__Short exercise__
Scan each line of the records for the word "生产未入库量" and extract the ones that have it.
◇ ◇ ◇
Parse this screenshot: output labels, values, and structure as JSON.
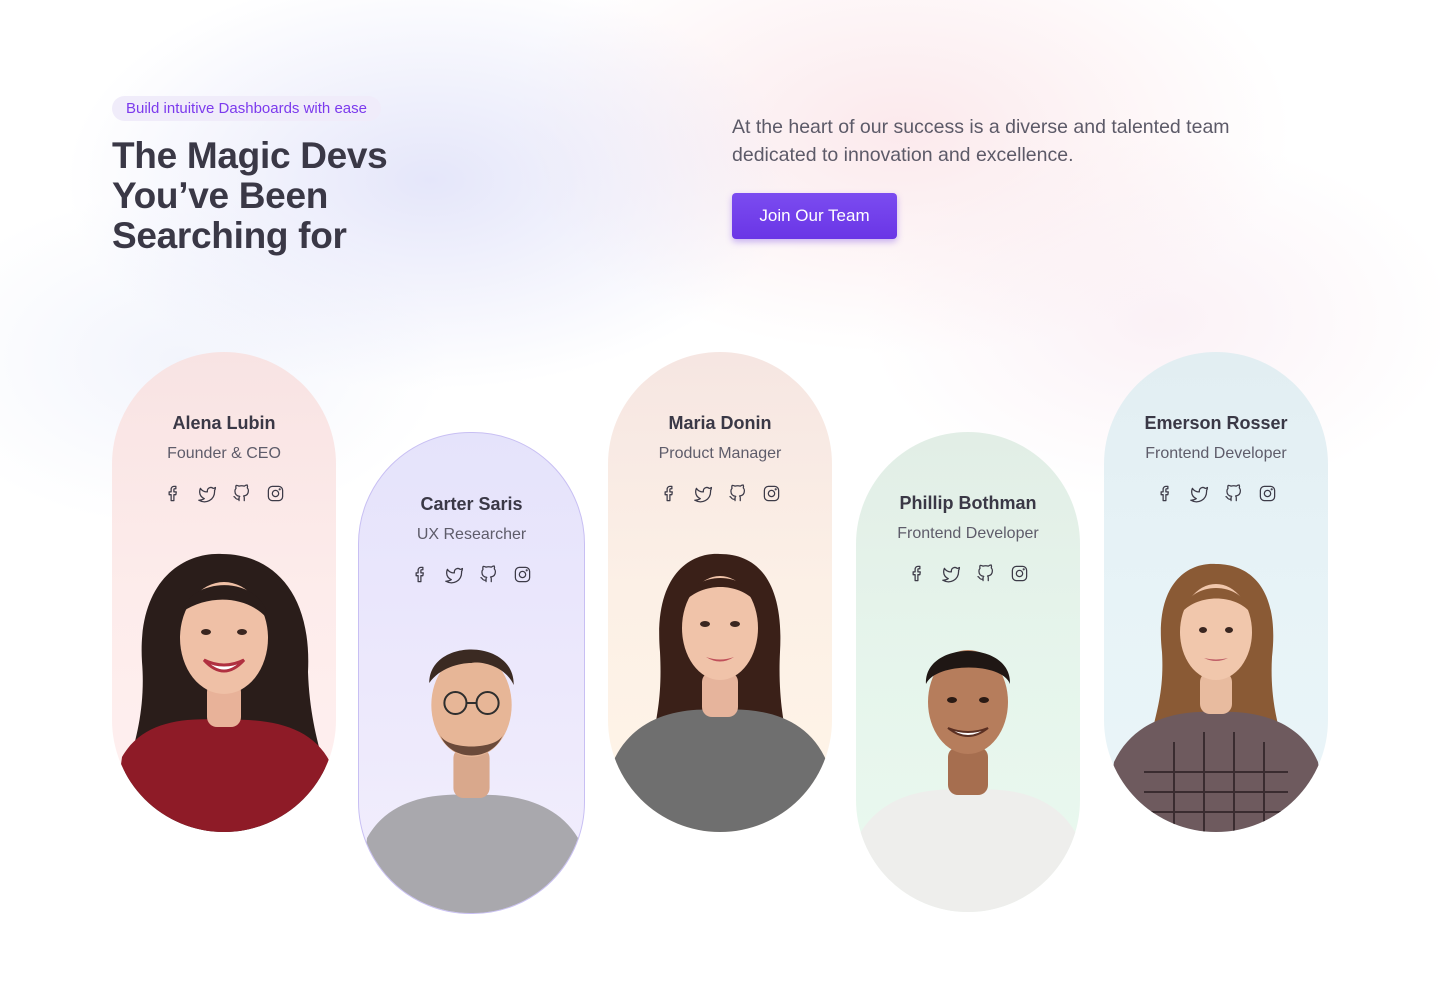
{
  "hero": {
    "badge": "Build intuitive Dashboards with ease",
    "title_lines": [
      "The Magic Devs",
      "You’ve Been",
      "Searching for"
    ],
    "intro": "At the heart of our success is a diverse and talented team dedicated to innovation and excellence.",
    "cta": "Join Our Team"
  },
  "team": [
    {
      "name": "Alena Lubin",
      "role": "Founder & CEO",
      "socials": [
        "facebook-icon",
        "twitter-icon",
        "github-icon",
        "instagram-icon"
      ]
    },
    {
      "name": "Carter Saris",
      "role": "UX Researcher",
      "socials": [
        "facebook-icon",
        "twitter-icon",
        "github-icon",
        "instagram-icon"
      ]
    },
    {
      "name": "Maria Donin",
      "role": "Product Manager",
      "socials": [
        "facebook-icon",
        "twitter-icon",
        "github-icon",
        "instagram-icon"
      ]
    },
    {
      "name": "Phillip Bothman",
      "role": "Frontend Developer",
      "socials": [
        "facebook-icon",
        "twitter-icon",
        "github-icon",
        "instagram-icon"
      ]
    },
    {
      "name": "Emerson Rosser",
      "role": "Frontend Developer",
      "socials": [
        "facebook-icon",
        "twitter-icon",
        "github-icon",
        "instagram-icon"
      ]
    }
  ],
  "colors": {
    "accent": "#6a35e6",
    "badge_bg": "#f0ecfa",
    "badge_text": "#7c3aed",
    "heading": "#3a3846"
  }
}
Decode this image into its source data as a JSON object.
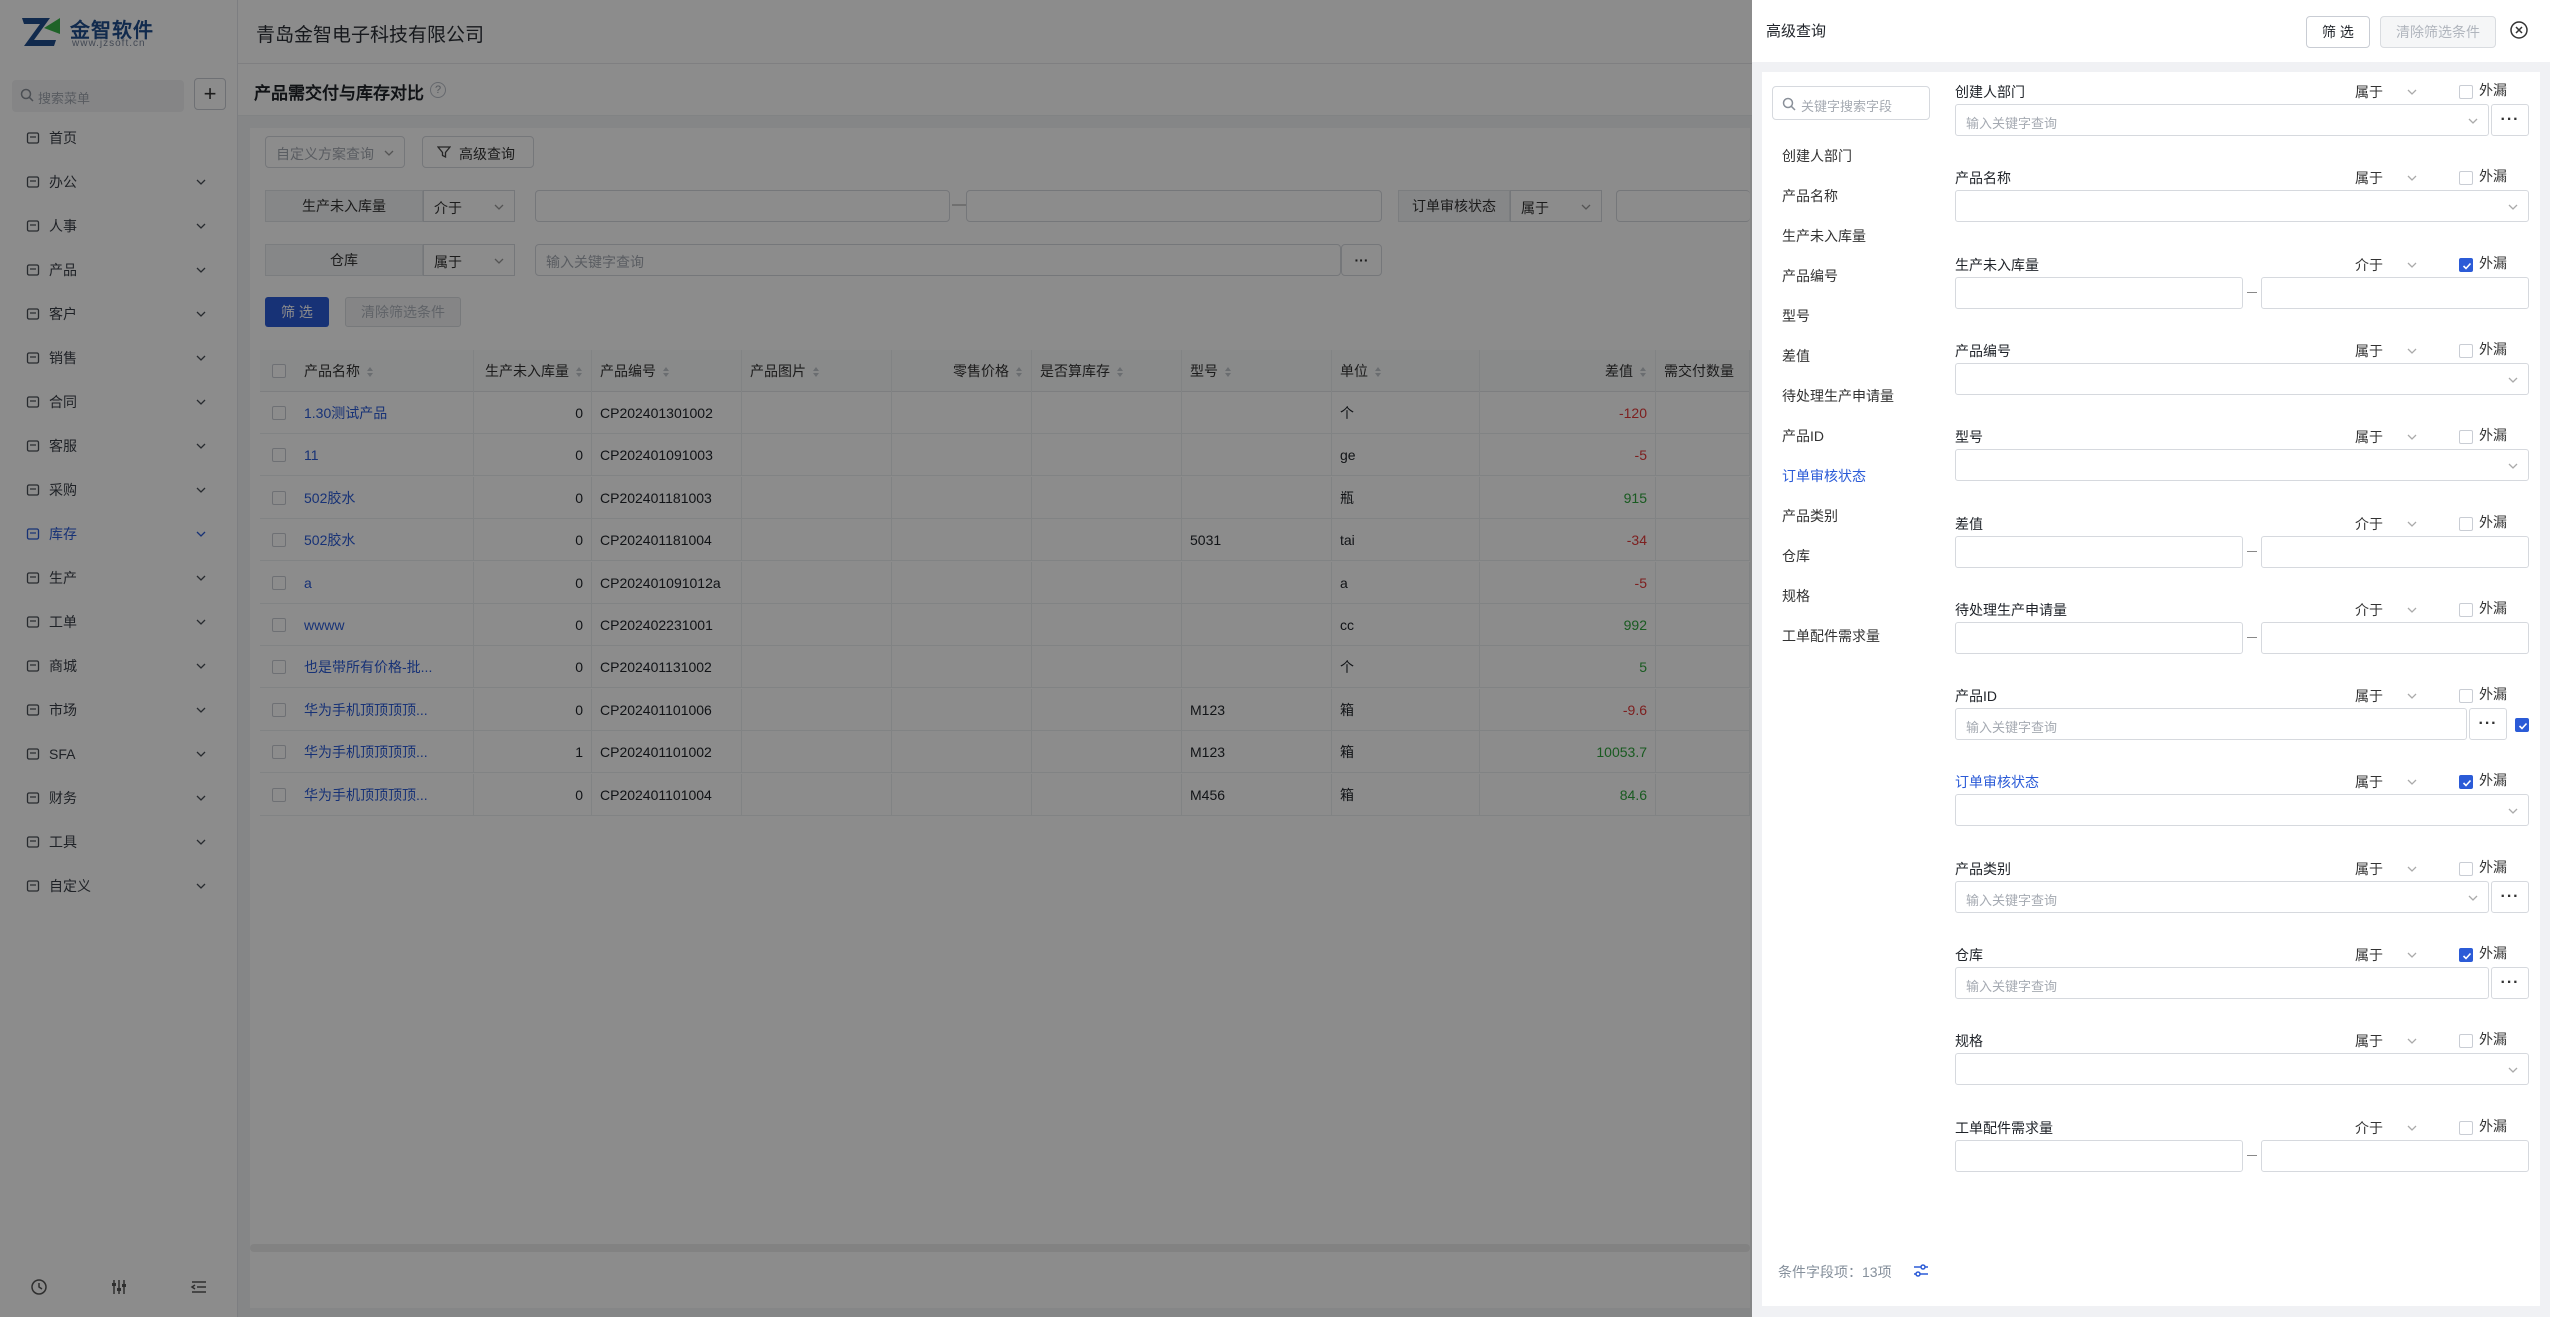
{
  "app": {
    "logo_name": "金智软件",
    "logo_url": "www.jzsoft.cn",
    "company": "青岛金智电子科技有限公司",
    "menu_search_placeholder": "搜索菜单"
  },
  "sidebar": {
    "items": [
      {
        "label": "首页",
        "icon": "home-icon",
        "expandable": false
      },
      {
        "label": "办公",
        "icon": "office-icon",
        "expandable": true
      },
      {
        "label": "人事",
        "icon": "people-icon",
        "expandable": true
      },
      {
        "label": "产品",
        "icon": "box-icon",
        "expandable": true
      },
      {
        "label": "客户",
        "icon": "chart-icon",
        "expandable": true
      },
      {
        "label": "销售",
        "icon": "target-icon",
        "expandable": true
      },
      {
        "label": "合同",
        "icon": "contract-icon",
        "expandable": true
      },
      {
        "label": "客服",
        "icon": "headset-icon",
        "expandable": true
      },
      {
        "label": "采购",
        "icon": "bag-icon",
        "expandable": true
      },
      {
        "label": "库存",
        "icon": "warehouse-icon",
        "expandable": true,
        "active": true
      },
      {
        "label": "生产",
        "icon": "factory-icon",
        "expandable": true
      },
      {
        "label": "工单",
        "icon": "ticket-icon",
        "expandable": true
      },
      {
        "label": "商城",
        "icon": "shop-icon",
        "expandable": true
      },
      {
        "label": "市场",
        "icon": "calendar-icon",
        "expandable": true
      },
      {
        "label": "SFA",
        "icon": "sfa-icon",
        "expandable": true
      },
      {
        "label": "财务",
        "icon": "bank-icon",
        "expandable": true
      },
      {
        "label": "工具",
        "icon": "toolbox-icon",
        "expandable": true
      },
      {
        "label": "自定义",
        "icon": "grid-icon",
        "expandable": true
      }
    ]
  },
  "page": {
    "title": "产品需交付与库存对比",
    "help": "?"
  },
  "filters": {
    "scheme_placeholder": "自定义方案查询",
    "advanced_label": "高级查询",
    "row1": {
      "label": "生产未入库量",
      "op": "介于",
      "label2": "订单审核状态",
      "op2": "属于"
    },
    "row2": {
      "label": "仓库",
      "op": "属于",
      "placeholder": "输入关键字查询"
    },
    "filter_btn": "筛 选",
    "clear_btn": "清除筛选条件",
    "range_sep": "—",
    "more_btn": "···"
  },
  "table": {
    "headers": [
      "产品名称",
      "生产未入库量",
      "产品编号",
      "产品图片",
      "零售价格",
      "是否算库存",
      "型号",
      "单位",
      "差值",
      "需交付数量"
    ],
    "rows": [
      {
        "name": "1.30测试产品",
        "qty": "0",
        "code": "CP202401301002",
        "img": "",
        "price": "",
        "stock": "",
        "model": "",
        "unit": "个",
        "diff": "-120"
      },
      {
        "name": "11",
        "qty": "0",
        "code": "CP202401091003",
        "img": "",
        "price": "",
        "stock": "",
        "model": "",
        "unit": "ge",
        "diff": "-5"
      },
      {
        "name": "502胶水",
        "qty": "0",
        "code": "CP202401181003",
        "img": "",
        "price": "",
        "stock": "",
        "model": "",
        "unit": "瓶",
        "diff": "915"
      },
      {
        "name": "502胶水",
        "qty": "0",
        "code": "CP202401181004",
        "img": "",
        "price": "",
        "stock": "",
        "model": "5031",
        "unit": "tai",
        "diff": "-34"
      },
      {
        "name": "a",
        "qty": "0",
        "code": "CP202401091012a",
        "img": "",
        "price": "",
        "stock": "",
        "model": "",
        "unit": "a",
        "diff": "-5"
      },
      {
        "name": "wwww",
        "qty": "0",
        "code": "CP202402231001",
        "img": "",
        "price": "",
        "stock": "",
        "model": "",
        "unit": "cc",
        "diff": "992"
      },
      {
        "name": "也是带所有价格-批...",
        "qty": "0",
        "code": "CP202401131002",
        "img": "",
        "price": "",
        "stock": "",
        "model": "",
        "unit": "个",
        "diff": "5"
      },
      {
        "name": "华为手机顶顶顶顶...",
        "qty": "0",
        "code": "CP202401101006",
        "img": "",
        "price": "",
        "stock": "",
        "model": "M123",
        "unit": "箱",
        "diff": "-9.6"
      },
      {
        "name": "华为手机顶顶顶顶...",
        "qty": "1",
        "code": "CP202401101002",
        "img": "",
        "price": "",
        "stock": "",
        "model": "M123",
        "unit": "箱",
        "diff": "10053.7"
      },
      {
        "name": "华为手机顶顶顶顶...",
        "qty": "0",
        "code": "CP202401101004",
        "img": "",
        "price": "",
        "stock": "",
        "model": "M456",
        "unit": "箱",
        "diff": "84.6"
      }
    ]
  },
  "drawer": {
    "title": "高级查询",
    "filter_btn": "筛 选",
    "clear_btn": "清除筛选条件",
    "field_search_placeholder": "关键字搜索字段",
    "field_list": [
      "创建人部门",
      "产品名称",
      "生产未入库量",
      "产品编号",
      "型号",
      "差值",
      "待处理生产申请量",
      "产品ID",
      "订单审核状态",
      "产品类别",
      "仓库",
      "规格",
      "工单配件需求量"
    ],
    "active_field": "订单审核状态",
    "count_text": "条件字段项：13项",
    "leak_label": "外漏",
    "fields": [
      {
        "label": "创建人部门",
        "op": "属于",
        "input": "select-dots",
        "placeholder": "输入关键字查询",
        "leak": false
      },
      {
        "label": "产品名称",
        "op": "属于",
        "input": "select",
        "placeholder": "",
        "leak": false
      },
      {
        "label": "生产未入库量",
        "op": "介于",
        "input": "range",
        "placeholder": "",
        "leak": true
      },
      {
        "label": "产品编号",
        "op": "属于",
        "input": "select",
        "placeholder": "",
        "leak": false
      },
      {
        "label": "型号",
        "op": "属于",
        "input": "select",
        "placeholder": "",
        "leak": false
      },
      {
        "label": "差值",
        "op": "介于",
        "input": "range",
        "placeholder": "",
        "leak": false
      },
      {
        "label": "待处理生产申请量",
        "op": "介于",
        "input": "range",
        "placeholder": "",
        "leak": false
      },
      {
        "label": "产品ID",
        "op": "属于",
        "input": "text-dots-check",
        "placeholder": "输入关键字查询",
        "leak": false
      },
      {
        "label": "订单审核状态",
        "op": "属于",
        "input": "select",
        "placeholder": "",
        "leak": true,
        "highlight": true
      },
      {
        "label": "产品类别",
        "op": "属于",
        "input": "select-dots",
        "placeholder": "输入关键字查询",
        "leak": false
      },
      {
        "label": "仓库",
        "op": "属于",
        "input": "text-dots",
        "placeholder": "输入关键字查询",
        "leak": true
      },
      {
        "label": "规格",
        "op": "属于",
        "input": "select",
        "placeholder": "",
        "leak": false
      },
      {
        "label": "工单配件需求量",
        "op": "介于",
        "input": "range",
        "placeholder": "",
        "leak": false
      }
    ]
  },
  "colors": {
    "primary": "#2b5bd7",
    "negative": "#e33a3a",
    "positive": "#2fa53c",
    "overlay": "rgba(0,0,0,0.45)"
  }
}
◇ ◇ ◇
__Task result__
      "label": "生产未入库量",
      "生产未入库量",
      "生产未入库量",
        "label": "生产未入库量",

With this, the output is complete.